BEGIN

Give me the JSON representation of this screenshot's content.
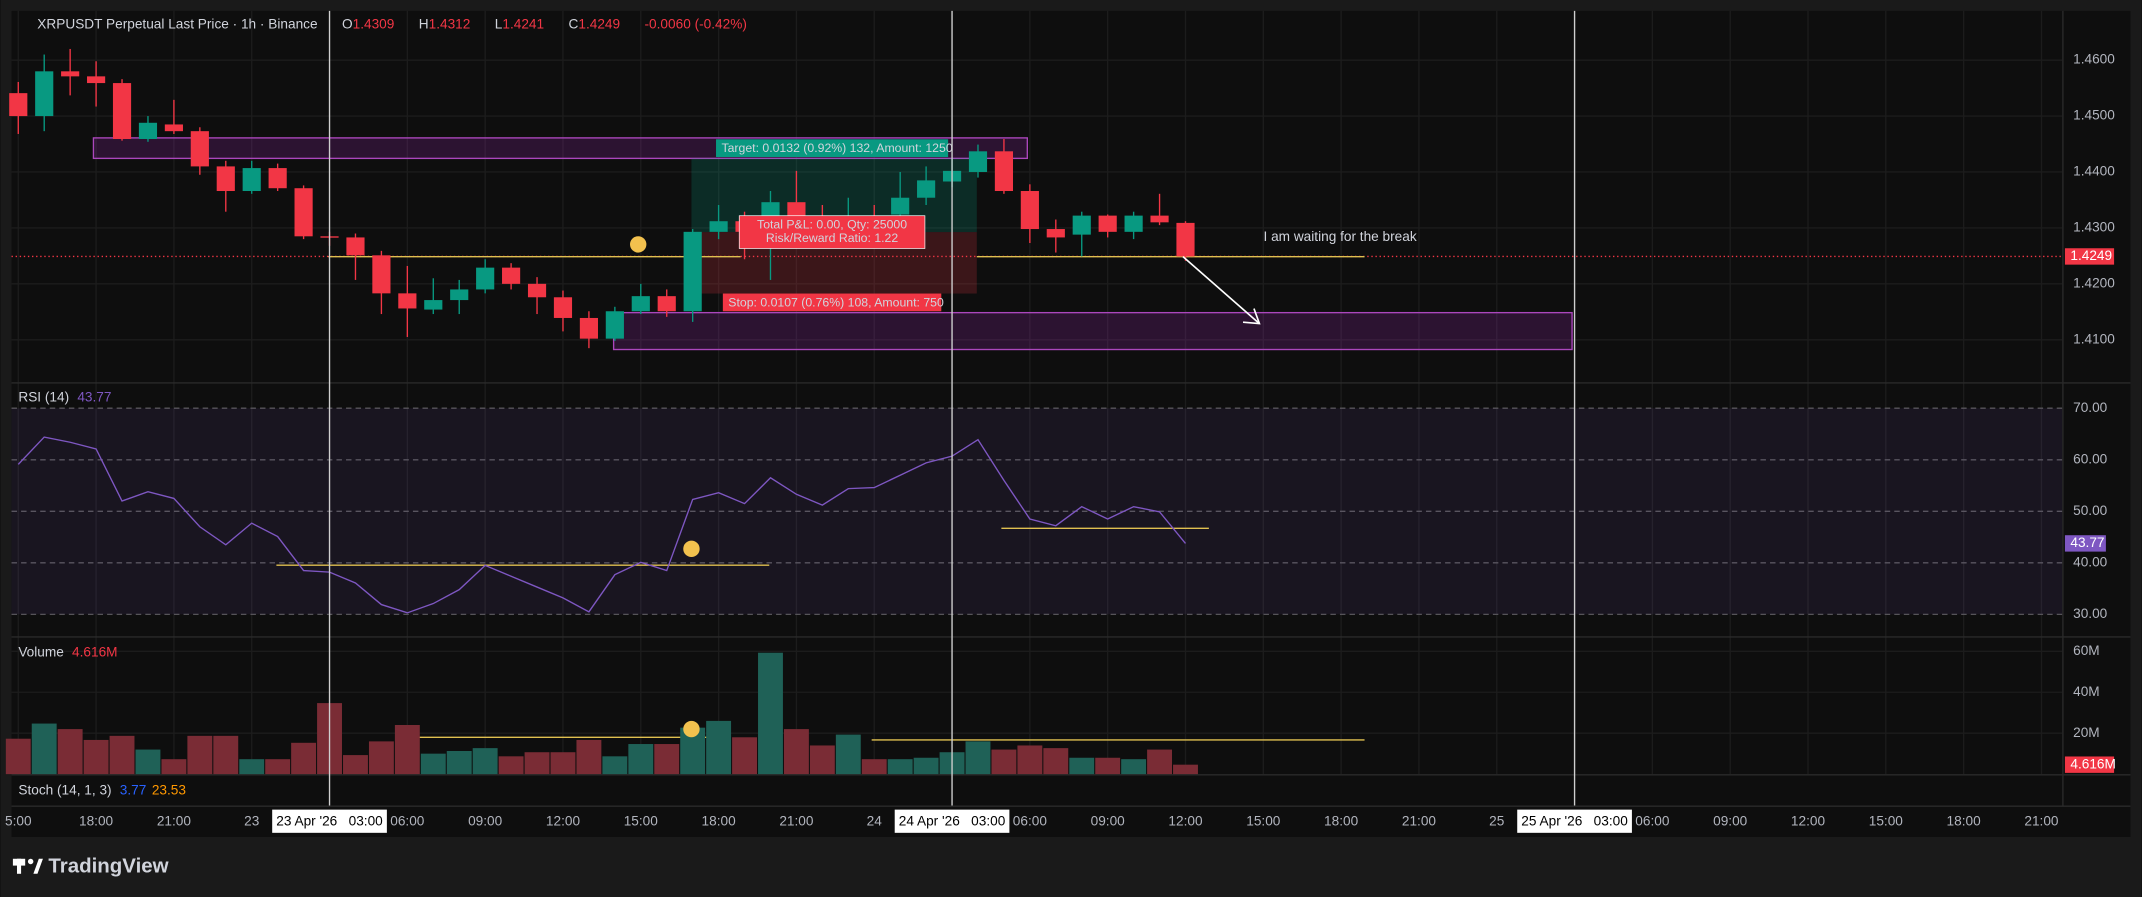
{
  "header": {
    "symbol": "XRPUSDT Perpetual Last Price · 1h · Binance",
    "ohlc_labels": [
      "O",
      "H",
      "L",
      "C"
    ],
    "change": "-0.0060 (-0.42%)"
  },
  "time_axis": {
    "xlim": [
      -0.26,
      78.8
    ],
    "xticks": [
      {
        "value": 0,
        "label": "5:00"
      },
      {
        "value": 3,
        "label": "18:00"
      },
      {
        "value": 6,
        "label": "21:00"
      },
      {
        "value": 9,
        "label": "23"
      },
      {
        "value": 12,
        "label": "23 Apr '26   03:00"
      },
      {
        "value": 15,
        "label": "06:00"
      },
      {
        "value": 18,
        "label": "09:00"
      },
      {
        "value": 21,
        "label": "12:00"
      },
      {
        "value": 24,
        "label": "15:00"
      },
      {
        "value": 27,
        "label": "18:00"
      },
      {
        "value": 30,
        "label": "21:00"
      },
      {
        "value": 33,
        "label": "24"
      },
      {
        "value": 36,
        "label": "24 Apr '26   03:00"
      },
      {
        "value": 39,
        "label": "06:00"
      },
      {
        "value": 42,
        "label": "09:00"
      },
      {
        "value": 45,
        "label": "12:00"
      },
      {
        "value": 48,
        "label": "15:00"
      },
      {
        "value": 51,
        "label": "18:00"
      },
      {
        "value": 54,
        "label": "21:00"
      },
      {
        "value": 57,
        "label": "25"
      },
      {
        "value": 60,
        "label": "25 Apr '26   03:00"
      },
      {
        "value": 63,
        "label": "06:00"
      },
      {
        "value": 66,
        "label": "09:00"
      },
      {
        "value": 69,
        "label": "12:00"
      },
      {
        "value": 72,
        "label": "15:00"
      },
      {
        "value": 75,
        "label": "18:00"
      },
      {
        "value": 78,
        "label": "21:00"
      }
    ],
    "highlighted": [
      12,
      36,
      60
    ]
  },
  "chart_data": [
    {
      "type": "candlestick",
      "up_color": "#089981",
      "down_color": "#f23645",
      "grid": true,
      "open": [
        1.4541,
        1.45,
        1.458,
        1.4571,
        1.4559,
        1.4459,
        1.4485,
        1.4473,
        1.441,
        1.4366,
        1.4407,
        1.4371,
        1.4285,
        1.4283,
        1.4251,
        1.4183,
        1.4154,
        1.4171,
        1.419,
        1.4229,
        1.42,
        1.4176,
        1.4139,
        1.4102,
        1.4151,
        1.4178,
        1.4151,
        1.4293,
        1.4312,
        1.4293,
        1.4346,
        1.4317,
        1.429,
        1.4322,
        1.4324,
        1.4354,
        1.4383,
        1.44,
        1.4437,
        1.4366,
        1.4298,
        1.4288,
        1.4322,
        1.4293,
        1.4322,
        1.4309
      ],
      "high": [
        1.4561,
        1.461,
        1.462,
        1.4598,
        1.4566,
        1.45,
        1.4529,
        1.448,
        1.442,
        1.442,
        1.4415,
        1.4376,
        1.4293,
        1.429,
        1.4259,
        1.4232,
        1.421,
        1.4207,
        1.4244,
        1.4237,
        1.4212,
        1.4188,
        1.4151,
        1.4159,
        1.42,
        1.419,
        1.4298,
        1.4341,
        1.4329,
        1.4366,
        1.4402,
        1.4341,
        1.4354,
        1.4341,
        1.44,
        1.441,
        1.4424,
        1.4449,
        1.4459,
        1.4378,
        1.4315,
        1.4329,
        1.4324,
        1.4329,
        1.4361,
        1.4312
      ],
      "low": [
        1.4468,
        1.4473,
        1.4537,
        1.4517,
        1.4456,
        1.4454,
        1.4468,
        1.4395,
        1.4329,
        1.4361,
        1.4366,
        1.428,
        1.4268,
        1.4207,
        1.4146,
        1.4105,
        1.4146,
        1.4146,
        1.4183,
        1.419,
        1.4146,
        1.4115,
        1.4085,
        1.4098,
        1.4146,
        1.4141,
        1.4132,
        1.428,
        1.4244,
        1.4207,
        1.4293,
        1.4278,
        1.4273,
        1.428,
        1.4312,
        1.4341,
        1.4373,
        1.439,
        1.4361,
        1.4273,
        1.4256,
        1.4249,
        1.4283,
        1.428,
        1.4305,
        1.4241
      ],
      "close": [
        1.45,
        1.458,
        1.4571,
        1.4559,
        1.4459,
        1.4488,
        1.4473,
        1.441,
        1.4366,
        1.4407,
        1.4371,
        1.4285,
        1.4283,
        1.4251,
        1.4183,
        1.4156,
        1.4171,
        1.419,
        1.4229,
        1.42,
        1.4176,
        1.4139,
        1.4102,
        1.4151,
        1.4178,
        1.4151,
        1.4293,
        1.4312,
        1.4293,
        1.4346,
        1.4312,
        1.4285,
        1.4322,
        1.4305,
        1.4354,
        1.4385,
        1.4402,
        1.4437,
        1.4366,
        1.4298,
        1.4283,
        1.4322,
        1.4293,
        1.4322,
        1.431,
        1.4249
      ],
      "ylim": [
        1.4024,
        1.4688
      ],
      "yticks": [
        {
          "value": 1.41,
          "label": "1.4100"
        },
        {
          "value": 1.42,
          "label": "1.4200"
        },
        {
          "value": 1.43,
          "label": "1.4300"
        },
        {
          "value": 1.44,
          "label": "1.4400"
        },
        {
          "value": 1.45,
          "label": "1.4500"
        },
        {
          "value": 1.46,
          "label": "1.4600"
        }
      ]
    },
    {
      "type": "line",
      "title": "RSI (14)",
      "color": "#7e57c2",
      "values": [
        59.1,
        64.4,
        63.4,
        62.1,
        52.0,
        53.8,
        52.5,
        47.0,
        43.5,
        47.7,
        45.1,
        38.5,
        38.2,
        36.1,
        31.9,
        30.3,
        32.1,
        34.8,
        39.5,
        37.4,
        35.3,
        33.2,
        30.5,
        37.7,
        40.1,
        38.5,
        52.3,
        53.6,
        51.5,
        56.5,
        53.3,
        51.2,
        54.4,
        54.6,
        57.0,
        59.4,
        60.7,
        63.9,
        56.0,
        48.5,
        47.2,
        50.9,
        48.5,
        50.9,
        49.9,
        43.77
      ],
      "ylim": [
        25.76,
        74.77
      ],
      "yticks": [
        {
          "value": 30,
          "label": "30.00"
        },
        {
          "value": 40,
          "label": "40.00"
        },
        {
          "value": 50,
          "label": "50.00"
        },
        {
          "value": 60,
          "label": "60.00"
        },
        {
          "value": 70,
          "label": "70.00"
        }
      ]
    },
    {
      "type": "bar",
      "title": "Volume",
      "up_color": "#1f6157",
      "down_color": "#7a2c35",
      "values": [
        17.3,
        24.7,
        22,
        16.7,
        18.7,
        12,
        7.3,
        18.7,
        18.7,
        7.3,
        7.3,
        15.3,
        34.7,
        9.3,
        16,
        24,
        10,
        11.3,
        12.7,
        8.7,
        10.7,
        10.7,
        16.7,
        8.7,
        14.7,
        14.7,
        22.7,
        26,
        18,
        59.3,
        22,
        14,
        19.3,
        7.3,
        7.3,
        8,
        10.7,
        16,
        12,
        14,
        12.7,
        8,
        8,
        7.3,
        12,
        4.616
      ],
      "last_value_label": "4.616M",
      "ylim": [
        0,
        66.7
      ],
      "yticks": [
        {
          "value": 20,
          "label": "20M"
        },
        {
          "value": 40,
          "label": "40M"
        },
        {
          "value": 60,
          "label": "60M"
        }
      ]
    }
  ],
  "stoch": {
    "title": "Stoch (14, 1, 3)",
    "k": 3.77,
    "d": 23.53
  },
  "annotations": {
    "target": "Target: 0.0132 (0.92%) 132, Amount: 1250",
    "pnl": "Total P&L: 0.00, Qty: 25000",
    "rr": "Risk/Reward Ratio: 1.22",
    "stop": "Stop: 0.0107 (0.76%) 108, Amount: 750",
    "note": "I am waiting for the break"
  },
  "footer": {
    "brand": "TradingView"
  }
}
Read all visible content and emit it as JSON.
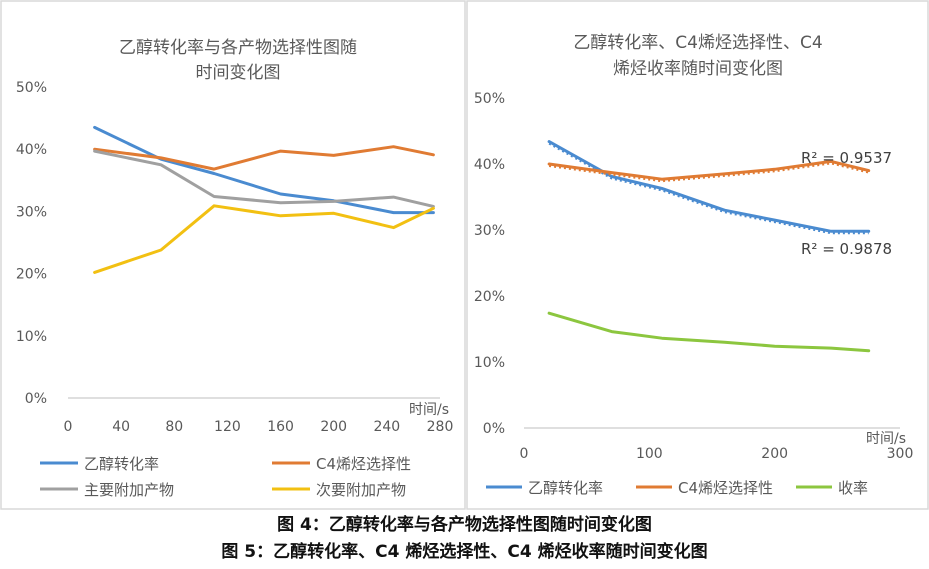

END

STATED EXERCISE: In the material above, find the lines that contain "JSON" and show them.

RESPONSE BELOW:
Give me the JSON representation of this screenshot's content.
Read all visible content and emit it as JSON.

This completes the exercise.